- **Instructions to follow**: Omit the pictures from the entries below and retype everything else exactly.
::: Data for this exercise
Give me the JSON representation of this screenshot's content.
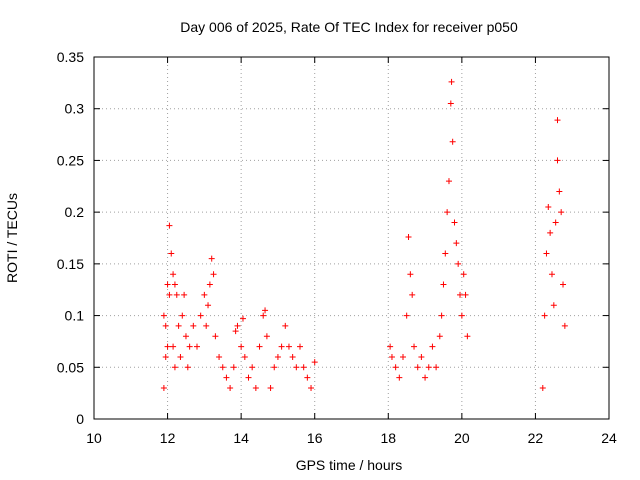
{
  "chart_data": {
    "type": "scatter",
    "title": "Day 006 of 2025, Rate Of TEC Index for receiver p050",
    "xlabel": "GPS time / hours",
    "ylabel": "ROTI / TECUs",
    "xlim": [
      10,
      24
    ],
    "ylim": [
      0,
      0.35
    ],
    "x_ticks": [
      "10",
      "12",
      "14",
      "16",
      "18",
      "20",
      "22",
      "24"
    ],
    "y_ticks": [
      "0",
      "0.05",
      "0.1",
      "0.15",
      "0.2",
      "0.25",
      "0.3",
      "0.35"
    ],
    "grid": true,
    "marker": "+",
    "color": "#ff0000",
    "series": [
      {
        "name": "ROTI p050",
        "x": [
          11.9,
          11.9,
          11.95,
          11.95,
          12.0,
          12.0,
          12.05,
          12.05,
          12.1,
          12.15,
          12.15,
          12.2,
          12.2,
          12.25,
          12.3,
          12.35,
          12.4,
          12.45,
          12.5,
          12.55,
          12.6,
          12.7,
          12.8,
          12.9,
          13.0,
          13.05,
          13.1,
          13.15,
          13.2,
          13.25,
          13.3,
          13.4,
          13.5,
          13.6,
          13.7,
          13.8,
          13.85,
          13.9,
          14.0,
          14.05,
          14.1,
          14.2,
          14.3,
          14.4,
          14.5,
          14.6,
          14.65,
          14.7,
          14.8,
          14.9,
          15.0,
          15.1,
          15.2,
          15.3,
          15.4,
          15.5,
          15.6,
          15.7,
          15.8,
          15.9,
          16.0,
          18.05,
          18.1,
          18.2,
          18.3,
          18.4,
          18.5,
          18.55,
          18.6,
          18.65,
          18.7,
          18.8,
          18.9,
          19.0,
          19.1,
          19.2,
          19.3,
          19.4,
          19.45,
          19.5,
          19.55,
          19.6,
          19.65,
          19.7,
          19.72,
          19.75,
          19.8,
          19.85,
          19.9,
          19.95,
          20.0,
          20.05,
          20.1,
          20.15,
          22.2,
          22.25,
          22.3,
          22.35,
          22.4,
          22.45,
          22.5,
          22.55,
          22.6,
          22.6,
          22.65,
          22.7,
          22.75,
          22.8
        ],
        "y": [
          0.1,
          0.03,
          0.09,
          0.06,
          0.13,
          0.07,
          0.187,
          0.12,
          0.16,
          0.14,
          0.07,
          0.13,
          0.05,
          0.12,
          0.09,
          0.06,
          0.1,
          0.12,
          0.08,
          0.05,
          0.07,
          0.09,
          0.07,
          0.1,
          0.12,
          0.09,
          0.11,
          0.13,
          0.155,
          0.14,
          0.08,
          0.06,
          0.05,
          0.04,
          0.03,
          0.05,
          0.085,
          0.09,
          0.07,
          0.097,
          0.06,
          0.04,
          0.05,
          0.03,
          0.07,
          0.1,
          0.105,
          0.08,
          0.03,
          0.05,
          0.06,
          0.07,
          0.09,
          0.07,
          0.06,
          0.05,
          0.07,
          0.05,
          0.04,
          0.03,
          0.055,
          0.07,
          0.06,
          0.05,
          0.04,
          0.06,
          0.1,
          0.176,
          0.14,
          0.12,
          0.07,
          0.05,
          0.06,
          0.04,
          0.05,
          0.07,
          0.05,
          0.08,
          0.1,
          0.13,
          0.16,
          0.2,
          0.23,
          0.305,
          0.326,
          0.268,
          0.19,
          0.17,
          0.15,
          0.12,
          0.1,
          0.14,
          0.12,
          0.08,
          0.03,
          0.1,
          0.16,
          0.205,
          0.18,
          0.14,
          0.11,
          0.19,
          0.289,
          0.25,
          0.22,
          0.2,
          0.13,
          0.09
        ]
      }
    ]
  }
}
::::::
- **Completed task**:
Give me the JSON representation of this screenshot's content.
{
  "chart_data": {
    "type": "scatter",
    "title": "Day 006 of 2025, Rate Of TEC Index for receiver p050",
    "xlabel": "GPS time / hours",
    "ylabel": "ROTI / TECUs",
    "xlim": [
      10,
      24
    ],
    "ylim": [
      0,
      0.35
    ],
    "x_ticks": [
      "10",
      "12",
      "14",
      "16",
      "18",
      "20",
      "22",
      "24"
    ],
    "y_ticks": [
      "0",
      "0.05",
      "0.1",
      "0.15",
      "0.2",
      "0.25",
      "0.3",
      "0.35"
    ],
    "grid": true,
    "marker": "+",
    "color": "#ff0000",
    "series": [
      {
        "name": "ROTI p050",
        "x": [
          11.9,
          11.9,
          11.95,
          11.95,
          12.0,
          12.0,
          12.05,
          12.05,
          12.1,
          12.15,
          12.15,
          12.2,
          12.2,
          12.25,
          12.3,
          12.35,
          12.4,
          12.45,
          12.5,
          12.55,
          12.6,
          12.7,
          12.8,
          12.9,
          13.0,
          13.05,
          13.1,
          13.15,
          13.2,
          13.25,
          13.3,
          13.4,
          13.5,
          13.6,
          13.7,
          13.8,
          13.85,
          13.9,
          14.0,
          14.05,
          14.1,
          14.2,
          14.3,
          14.4,
          14.5,
          14.6,
          14.65,
          14.7,
          14.8,
          14.9,
          15.0,
          15.1,
          15.2,
          15.3,
          15.4,
          15.5,
          15.6,
          15.7,
          15.8,
          15.9,
          16.0,
          18.05,
          18.1,
          18.2,
          18.3,
          18.4,
          18.5,
          18.55,
          18.6,
          18.65,
          18.7,
          18.8,
          18.9,
          19.0,
          19.1,
          19.2,
          19.3,
          19.4,
          19.45,
          19.5,
          19.55,
          19.6,
          19.65,
          19.7,
          19.72,
          19.75,
          19.8,
          19.85,
          19.9,
          19.95,
          20.0,
          20.05,
          20.1,
          20.15,
          22.2,
          22.25,
          22.3,
          22.35,
          22.4,
          22.45,
          22.5,
          22.55,
          22.6,
          22.6,
          22.65,
          22.7,
          22.75,
          22.8
        ],
        "y": [
          0.1,
          0.03,
          0.09,
          0.06,
          0.13,
          0.07,
          0.187,
          0.12,
          0.16,
          0.14,
          0.07,
          0.13,
          0.05,
          0.12,
          0.09,
          0.06,
          0.1,
          0.12,
          0.08,
          0.05,
          0.07,
          0.09,
          0.07,
          0.1,
          0.12,
          0.09,
          0.11,
          0.13,
          0.155,
          0.14,
          0.08,
          0.06,
          0.05,
          0.04,
          0.03,
          0.05,
          0.085,
          0.09,
          0.07,
          0.097,
          0.06,
          0.04,
          0.05,
          0.03,
          0.07,
          0.1,
          0.105,
          0.08,
          0.03,
          0.05,
          0.06,
          0.07,
          0.09,
          0.07,
          0.06,
          0.05,
          0.07,
          0.05,
          0.04,
          0.03,
          0.055,
          0.07,
          0.06,
          0.05,
          0.04,
          0.06,
          0.1,
          0.176,
          0.14,
          0.12,
          0.07,
          0.05,
          0.06,
          0.04,
          0.05,
          0.07,
          0.05,
          0.08,
          0.1,
          0.13,
          0.16,
          0.2,
          0.23,
          0.305,
          0.326,
          0.268,
          0.19,
          0.17,
          0.15,
          0.12,
          0.1,
          0.14,
          0.12,
          0.08,
          0.03,
          0.1,
          0.16,
          0.205,
          0.18,
          0.14,
          0.11,
          0.19,
          0.289,
          0.25,
          0.22,
          0.2,
          0.13,
          0.09
        ]
      }
    ]
  }
}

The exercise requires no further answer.